State how many lines of the entries below hold the word "PENB"; reply with nothing but the number.

-- Start of Provided entries --

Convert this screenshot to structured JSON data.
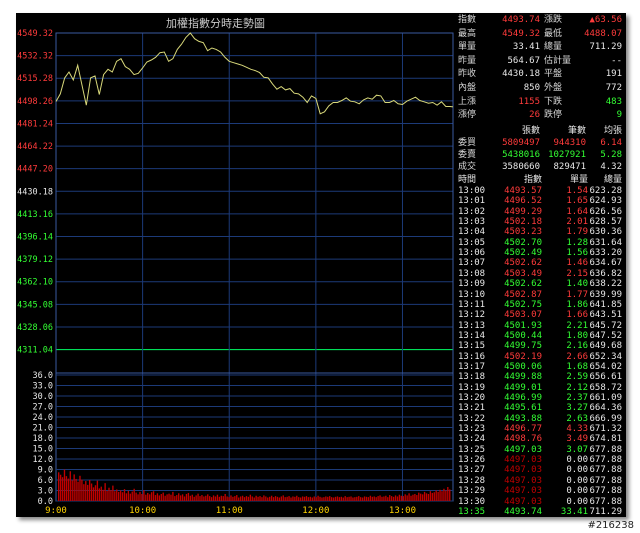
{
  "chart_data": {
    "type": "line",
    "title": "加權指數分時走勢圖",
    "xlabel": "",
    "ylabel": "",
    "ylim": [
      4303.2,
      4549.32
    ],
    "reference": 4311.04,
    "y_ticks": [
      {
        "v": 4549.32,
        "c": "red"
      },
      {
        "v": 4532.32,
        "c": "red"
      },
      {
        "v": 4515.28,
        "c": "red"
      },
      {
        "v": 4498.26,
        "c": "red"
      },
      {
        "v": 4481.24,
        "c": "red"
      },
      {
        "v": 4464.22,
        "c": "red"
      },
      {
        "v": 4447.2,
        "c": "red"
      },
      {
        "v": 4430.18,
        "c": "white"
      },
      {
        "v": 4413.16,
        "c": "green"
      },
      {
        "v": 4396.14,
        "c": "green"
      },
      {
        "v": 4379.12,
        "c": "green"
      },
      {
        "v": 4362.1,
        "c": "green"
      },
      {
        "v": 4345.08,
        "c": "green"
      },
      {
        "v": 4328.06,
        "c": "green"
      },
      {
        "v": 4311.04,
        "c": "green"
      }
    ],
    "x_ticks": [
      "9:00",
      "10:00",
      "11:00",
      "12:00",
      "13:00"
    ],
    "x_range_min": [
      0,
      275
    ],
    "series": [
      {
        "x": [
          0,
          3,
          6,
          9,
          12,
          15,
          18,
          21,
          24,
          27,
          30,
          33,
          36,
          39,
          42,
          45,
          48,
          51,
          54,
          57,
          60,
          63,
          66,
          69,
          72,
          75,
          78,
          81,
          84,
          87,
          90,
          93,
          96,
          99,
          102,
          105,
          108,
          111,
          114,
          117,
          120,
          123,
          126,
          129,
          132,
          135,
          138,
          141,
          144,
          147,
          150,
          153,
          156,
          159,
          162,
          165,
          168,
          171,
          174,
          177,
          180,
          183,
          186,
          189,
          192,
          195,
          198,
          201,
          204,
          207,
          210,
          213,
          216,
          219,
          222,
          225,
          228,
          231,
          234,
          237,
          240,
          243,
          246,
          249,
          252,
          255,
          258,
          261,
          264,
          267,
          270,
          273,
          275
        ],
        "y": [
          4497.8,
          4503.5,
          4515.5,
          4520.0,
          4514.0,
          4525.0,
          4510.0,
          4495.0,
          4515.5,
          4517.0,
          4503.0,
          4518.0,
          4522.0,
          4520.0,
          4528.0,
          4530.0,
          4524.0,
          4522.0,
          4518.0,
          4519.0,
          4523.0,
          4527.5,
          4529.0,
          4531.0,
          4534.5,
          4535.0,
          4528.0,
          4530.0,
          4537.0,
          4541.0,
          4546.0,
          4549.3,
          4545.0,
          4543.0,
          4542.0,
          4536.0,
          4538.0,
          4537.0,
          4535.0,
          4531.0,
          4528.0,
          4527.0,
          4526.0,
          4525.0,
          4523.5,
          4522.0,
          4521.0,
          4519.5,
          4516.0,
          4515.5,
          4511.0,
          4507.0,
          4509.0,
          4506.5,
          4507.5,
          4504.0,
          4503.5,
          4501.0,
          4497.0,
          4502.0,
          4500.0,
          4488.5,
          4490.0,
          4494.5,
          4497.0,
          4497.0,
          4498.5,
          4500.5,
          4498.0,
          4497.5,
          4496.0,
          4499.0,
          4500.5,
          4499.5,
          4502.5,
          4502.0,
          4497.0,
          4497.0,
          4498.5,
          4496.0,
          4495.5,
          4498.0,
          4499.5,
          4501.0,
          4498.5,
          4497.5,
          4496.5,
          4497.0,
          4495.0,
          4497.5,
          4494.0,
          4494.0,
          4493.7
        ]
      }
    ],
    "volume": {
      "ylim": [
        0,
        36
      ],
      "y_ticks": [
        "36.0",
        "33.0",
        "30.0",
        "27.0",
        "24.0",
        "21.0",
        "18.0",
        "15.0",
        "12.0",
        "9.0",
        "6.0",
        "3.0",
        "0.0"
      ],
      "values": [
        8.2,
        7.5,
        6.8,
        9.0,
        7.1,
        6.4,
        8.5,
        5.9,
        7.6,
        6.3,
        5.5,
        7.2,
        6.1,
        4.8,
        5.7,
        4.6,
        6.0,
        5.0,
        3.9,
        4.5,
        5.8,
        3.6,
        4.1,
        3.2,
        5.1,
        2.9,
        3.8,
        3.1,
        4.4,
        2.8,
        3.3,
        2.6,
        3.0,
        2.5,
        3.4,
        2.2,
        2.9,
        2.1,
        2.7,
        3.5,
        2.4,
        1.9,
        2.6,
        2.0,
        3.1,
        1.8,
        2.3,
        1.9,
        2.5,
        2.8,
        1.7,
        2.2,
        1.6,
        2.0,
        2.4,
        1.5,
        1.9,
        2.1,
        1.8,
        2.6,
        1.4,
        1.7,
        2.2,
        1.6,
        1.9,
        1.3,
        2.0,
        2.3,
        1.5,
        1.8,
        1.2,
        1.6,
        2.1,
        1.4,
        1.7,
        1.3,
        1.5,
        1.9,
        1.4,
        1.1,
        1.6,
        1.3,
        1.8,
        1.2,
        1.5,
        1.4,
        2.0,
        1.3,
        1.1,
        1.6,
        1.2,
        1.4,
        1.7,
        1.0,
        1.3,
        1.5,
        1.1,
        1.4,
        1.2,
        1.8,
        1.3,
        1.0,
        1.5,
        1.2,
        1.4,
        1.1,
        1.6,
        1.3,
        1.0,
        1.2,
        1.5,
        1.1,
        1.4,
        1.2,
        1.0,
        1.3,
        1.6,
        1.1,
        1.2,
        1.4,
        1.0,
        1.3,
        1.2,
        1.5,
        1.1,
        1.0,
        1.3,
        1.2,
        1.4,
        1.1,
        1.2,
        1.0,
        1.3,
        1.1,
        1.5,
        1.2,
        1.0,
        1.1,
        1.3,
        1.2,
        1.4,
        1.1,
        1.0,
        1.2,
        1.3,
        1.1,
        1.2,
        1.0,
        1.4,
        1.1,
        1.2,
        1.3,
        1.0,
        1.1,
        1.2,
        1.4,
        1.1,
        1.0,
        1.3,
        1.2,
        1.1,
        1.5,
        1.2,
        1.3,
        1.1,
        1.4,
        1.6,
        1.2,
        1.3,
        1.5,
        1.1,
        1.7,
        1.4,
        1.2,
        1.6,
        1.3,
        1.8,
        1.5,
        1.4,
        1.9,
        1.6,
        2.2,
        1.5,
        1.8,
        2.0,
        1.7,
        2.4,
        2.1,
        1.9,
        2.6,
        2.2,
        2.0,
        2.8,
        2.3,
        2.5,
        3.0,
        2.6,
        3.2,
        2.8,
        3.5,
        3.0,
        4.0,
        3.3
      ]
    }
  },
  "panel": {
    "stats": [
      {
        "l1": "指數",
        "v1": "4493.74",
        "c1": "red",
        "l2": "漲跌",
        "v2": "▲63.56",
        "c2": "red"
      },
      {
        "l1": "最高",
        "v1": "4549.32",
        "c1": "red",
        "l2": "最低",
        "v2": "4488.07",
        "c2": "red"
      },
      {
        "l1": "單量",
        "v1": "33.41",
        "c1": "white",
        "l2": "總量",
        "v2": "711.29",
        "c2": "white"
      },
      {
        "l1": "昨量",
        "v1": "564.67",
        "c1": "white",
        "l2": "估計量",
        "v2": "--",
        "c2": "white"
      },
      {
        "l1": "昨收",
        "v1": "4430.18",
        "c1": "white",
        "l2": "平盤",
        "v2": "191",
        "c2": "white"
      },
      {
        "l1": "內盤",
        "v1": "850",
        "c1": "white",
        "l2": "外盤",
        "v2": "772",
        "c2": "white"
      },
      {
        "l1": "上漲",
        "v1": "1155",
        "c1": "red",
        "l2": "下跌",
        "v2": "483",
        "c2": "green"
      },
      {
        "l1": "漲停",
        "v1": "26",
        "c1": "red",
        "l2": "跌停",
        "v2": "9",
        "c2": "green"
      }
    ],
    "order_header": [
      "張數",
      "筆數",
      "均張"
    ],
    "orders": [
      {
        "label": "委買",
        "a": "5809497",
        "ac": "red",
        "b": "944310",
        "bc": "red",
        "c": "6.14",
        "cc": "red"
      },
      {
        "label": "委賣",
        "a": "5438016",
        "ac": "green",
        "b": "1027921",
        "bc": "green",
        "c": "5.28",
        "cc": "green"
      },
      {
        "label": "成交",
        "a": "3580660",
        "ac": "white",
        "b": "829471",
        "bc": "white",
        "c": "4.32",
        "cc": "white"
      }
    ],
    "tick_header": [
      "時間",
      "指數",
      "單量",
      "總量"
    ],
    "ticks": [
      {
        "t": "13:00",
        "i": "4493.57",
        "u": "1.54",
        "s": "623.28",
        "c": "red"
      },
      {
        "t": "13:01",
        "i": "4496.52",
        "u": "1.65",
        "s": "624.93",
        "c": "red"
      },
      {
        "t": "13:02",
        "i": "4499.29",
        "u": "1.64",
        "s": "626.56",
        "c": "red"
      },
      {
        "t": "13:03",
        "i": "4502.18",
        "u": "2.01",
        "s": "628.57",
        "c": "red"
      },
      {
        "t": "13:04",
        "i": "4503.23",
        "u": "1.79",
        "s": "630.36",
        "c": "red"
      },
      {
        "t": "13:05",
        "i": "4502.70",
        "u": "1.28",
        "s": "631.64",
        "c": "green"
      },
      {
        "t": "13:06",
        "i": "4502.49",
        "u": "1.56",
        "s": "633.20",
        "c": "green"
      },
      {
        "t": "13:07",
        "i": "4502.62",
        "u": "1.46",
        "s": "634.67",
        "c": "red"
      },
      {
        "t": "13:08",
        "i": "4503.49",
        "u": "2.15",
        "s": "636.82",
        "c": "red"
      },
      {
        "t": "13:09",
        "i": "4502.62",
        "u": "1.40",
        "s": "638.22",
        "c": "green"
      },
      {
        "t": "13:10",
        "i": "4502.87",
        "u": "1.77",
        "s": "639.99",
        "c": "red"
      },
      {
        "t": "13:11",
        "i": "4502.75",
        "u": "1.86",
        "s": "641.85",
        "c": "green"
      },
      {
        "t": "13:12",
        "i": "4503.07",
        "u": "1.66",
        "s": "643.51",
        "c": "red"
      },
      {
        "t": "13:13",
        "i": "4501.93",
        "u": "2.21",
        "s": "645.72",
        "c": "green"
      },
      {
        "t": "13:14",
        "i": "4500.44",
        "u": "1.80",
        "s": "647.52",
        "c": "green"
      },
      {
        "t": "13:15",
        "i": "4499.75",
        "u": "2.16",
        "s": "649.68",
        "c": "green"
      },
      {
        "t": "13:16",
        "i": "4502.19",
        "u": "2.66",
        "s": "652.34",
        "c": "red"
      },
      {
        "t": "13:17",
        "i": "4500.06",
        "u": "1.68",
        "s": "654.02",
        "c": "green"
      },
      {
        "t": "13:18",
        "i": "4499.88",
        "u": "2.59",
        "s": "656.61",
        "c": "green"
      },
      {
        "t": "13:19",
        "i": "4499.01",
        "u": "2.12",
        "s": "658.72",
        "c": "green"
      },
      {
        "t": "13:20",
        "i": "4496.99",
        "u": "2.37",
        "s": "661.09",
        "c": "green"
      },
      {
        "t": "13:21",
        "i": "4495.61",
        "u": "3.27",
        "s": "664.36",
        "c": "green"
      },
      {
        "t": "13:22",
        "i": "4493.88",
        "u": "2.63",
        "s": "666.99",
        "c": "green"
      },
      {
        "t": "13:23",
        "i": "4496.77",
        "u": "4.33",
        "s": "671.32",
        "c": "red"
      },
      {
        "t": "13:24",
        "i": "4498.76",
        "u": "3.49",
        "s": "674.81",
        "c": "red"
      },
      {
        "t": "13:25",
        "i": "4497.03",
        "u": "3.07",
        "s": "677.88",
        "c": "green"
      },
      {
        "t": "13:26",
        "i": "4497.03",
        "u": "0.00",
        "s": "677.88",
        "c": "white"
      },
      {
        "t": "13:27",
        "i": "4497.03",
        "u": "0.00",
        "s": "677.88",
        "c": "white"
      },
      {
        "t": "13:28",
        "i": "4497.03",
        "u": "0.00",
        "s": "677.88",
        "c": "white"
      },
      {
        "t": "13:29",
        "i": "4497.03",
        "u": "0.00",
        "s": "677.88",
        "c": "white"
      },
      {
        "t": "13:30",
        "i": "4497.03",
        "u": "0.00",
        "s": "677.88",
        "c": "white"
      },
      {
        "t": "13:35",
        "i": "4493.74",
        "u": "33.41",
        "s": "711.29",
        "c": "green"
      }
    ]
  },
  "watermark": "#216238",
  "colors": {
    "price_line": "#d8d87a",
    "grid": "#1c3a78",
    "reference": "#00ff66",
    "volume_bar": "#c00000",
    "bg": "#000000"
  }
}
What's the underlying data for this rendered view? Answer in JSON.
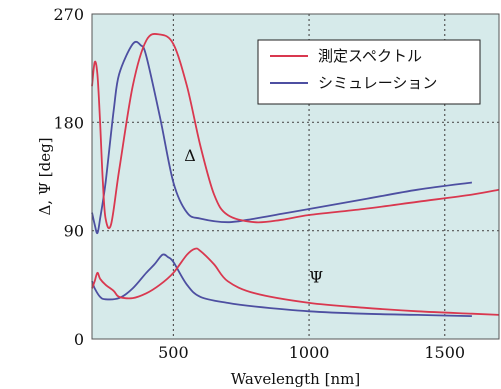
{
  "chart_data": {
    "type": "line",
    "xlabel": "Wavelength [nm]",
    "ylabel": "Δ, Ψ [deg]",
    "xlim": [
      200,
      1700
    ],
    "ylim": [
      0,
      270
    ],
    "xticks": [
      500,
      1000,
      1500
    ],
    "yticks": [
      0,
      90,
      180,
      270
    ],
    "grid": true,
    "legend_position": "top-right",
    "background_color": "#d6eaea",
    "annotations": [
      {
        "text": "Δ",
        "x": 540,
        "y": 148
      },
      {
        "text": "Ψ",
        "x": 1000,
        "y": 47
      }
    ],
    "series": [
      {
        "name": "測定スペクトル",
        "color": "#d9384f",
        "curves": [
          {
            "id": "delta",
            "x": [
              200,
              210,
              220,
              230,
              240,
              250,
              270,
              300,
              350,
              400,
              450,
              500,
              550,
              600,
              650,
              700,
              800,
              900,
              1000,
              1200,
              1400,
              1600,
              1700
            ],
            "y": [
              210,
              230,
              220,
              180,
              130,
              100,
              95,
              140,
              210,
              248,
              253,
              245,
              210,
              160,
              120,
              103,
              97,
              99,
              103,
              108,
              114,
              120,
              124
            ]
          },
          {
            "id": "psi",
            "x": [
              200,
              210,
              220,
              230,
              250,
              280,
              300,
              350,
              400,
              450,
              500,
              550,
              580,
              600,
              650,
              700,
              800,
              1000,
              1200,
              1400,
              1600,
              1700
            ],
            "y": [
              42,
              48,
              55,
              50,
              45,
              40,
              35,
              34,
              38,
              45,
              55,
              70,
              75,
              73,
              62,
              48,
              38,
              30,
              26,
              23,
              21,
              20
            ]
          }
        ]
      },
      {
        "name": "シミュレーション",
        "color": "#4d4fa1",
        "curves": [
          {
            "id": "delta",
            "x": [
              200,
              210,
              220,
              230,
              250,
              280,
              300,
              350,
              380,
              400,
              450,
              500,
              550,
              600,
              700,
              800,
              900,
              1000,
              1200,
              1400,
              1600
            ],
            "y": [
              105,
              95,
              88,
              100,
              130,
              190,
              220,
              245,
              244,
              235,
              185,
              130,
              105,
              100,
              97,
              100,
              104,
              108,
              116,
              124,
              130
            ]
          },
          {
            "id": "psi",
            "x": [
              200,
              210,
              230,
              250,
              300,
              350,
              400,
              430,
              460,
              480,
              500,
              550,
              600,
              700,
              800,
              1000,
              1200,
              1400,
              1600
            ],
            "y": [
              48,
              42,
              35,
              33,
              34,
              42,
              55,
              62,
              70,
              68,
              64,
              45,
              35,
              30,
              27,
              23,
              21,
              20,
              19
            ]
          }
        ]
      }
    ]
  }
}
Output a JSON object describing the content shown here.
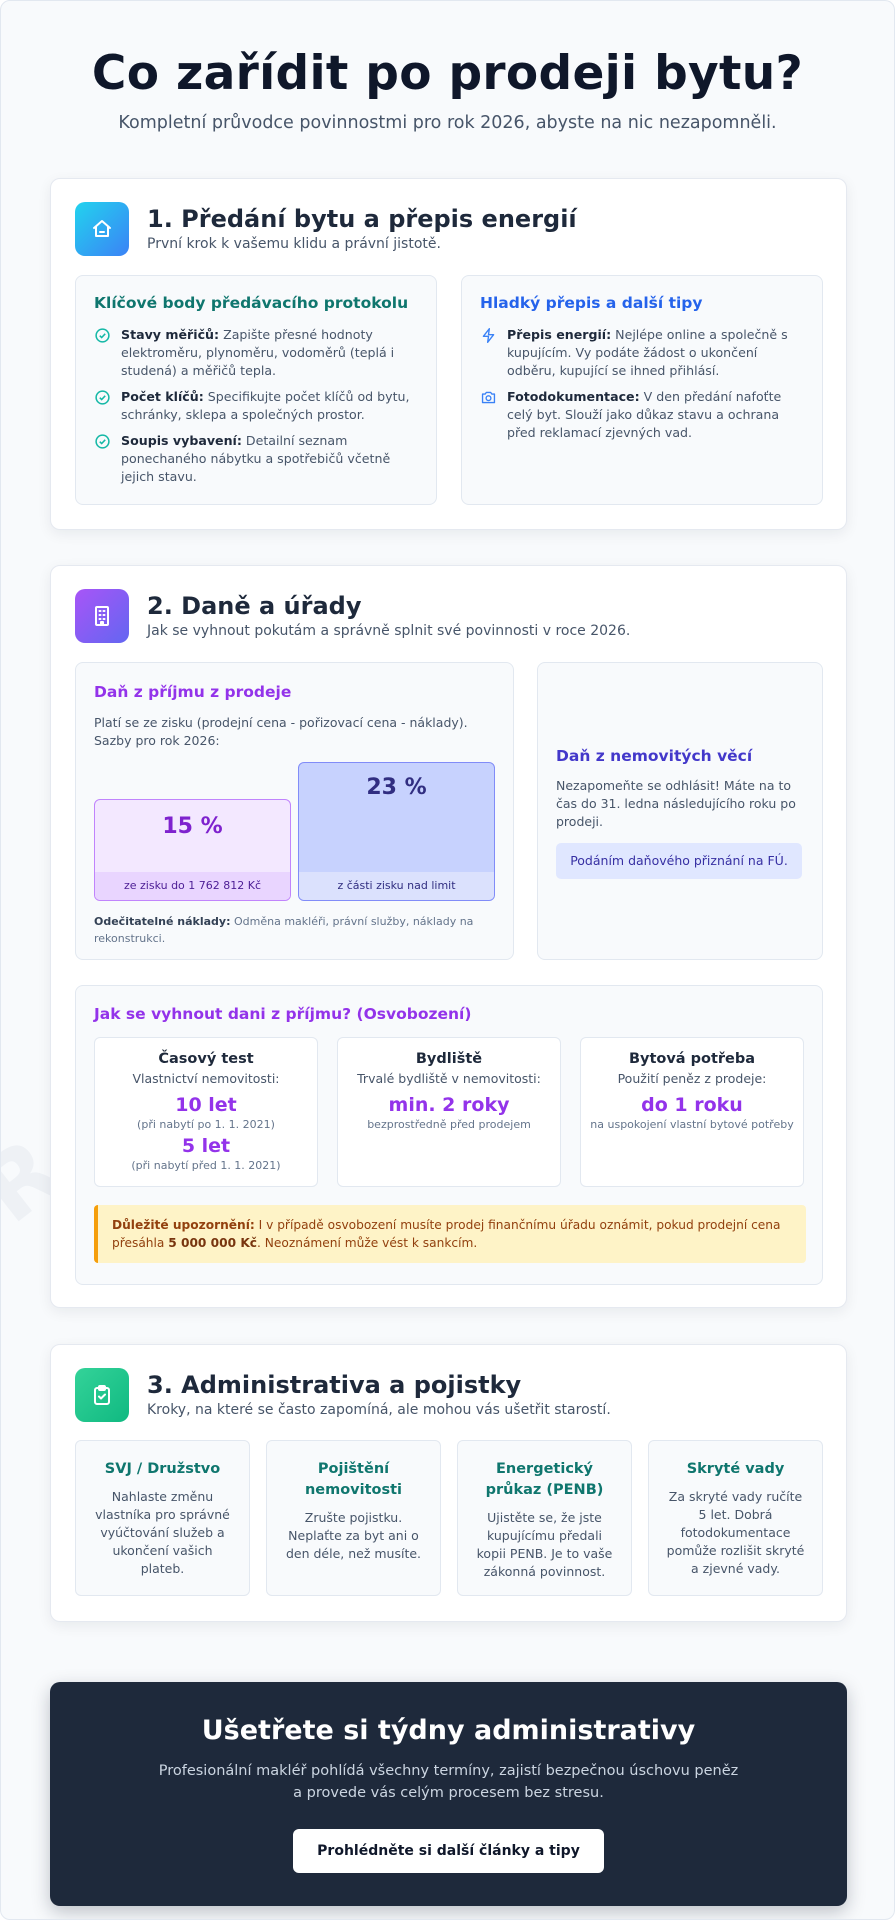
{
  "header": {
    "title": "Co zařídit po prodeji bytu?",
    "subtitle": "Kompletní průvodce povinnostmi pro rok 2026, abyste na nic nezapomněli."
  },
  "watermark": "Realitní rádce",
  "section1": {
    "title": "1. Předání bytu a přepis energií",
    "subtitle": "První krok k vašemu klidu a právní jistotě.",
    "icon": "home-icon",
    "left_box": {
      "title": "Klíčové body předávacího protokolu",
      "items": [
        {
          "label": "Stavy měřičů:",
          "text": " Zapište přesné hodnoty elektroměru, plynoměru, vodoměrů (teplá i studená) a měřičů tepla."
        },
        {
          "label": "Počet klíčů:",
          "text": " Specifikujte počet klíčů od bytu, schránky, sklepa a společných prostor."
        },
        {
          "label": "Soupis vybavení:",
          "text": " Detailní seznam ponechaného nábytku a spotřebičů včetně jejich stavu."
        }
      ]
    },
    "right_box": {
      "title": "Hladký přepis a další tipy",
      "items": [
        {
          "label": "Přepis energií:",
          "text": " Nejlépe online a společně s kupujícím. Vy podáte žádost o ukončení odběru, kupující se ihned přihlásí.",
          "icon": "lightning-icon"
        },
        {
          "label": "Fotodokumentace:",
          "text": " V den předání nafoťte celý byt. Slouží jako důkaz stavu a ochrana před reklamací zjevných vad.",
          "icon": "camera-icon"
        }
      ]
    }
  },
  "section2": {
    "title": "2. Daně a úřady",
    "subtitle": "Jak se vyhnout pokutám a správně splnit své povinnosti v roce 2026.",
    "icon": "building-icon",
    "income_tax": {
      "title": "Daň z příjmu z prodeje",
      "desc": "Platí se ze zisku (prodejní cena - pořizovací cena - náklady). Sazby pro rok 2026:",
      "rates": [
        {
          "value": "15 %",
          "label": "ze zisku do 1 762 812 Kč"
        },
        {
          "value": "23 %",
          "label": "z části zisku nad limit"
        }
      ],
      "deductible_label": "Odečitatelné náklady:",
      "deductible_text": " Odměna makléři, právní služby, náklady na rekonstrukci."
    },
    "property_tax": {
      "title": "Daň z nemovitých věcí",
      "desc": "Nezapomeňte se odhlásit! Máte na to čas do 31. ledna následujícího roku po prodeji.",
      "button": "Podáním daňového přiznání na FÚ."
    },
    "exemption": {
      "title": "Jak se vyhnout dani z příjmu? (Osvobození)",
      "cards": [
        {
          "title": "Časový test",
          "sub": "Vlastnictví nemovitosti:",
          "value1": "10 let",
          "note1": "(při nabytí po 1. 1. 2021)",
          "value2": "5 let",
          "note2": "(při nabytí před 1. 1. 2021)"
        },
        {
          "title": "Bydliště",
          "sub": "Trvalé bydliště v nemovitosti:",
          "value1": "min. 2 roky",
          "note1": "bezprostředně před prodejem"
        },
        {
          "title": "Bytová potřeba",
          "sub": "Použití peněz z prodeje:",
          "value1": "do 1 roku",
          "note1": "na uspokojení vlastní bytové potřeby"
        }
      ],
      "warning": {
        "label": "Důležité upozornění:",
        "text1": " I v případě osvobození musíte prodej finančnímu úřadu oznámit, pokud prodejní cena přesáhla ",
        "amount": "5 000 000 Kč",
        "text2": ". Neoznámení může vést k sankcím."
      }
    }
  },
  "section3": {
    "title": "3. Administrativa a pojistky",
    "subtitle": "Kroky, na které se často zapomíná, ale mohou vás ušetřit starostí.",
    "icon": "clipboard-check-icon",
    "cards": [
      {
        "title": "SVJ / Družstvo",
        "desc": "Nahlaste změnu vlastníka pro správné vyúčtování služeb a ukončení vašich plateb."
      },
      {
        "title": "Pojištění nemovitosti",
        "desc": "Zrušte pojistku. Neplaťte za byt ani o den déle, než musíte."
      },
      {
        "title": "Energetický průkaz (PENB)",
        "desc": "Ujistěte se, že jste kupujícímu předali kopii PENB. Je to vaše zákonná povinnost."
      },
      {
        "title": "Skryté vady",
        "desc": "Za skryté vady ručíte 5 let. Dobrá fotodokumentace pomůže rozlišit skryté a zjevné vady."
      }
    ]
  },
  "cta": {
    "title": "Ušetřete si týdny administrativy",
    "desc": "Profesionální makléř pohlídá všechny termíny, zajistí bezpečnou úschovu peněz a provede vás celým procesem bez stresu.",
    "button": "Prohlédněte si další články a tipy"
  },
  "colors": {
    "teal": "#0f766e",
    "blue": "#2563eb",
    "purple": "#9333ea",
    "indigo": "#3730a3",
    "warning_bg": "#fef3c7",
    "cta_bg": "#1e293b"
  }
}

-- End of Provided entries --

▶ Task output
2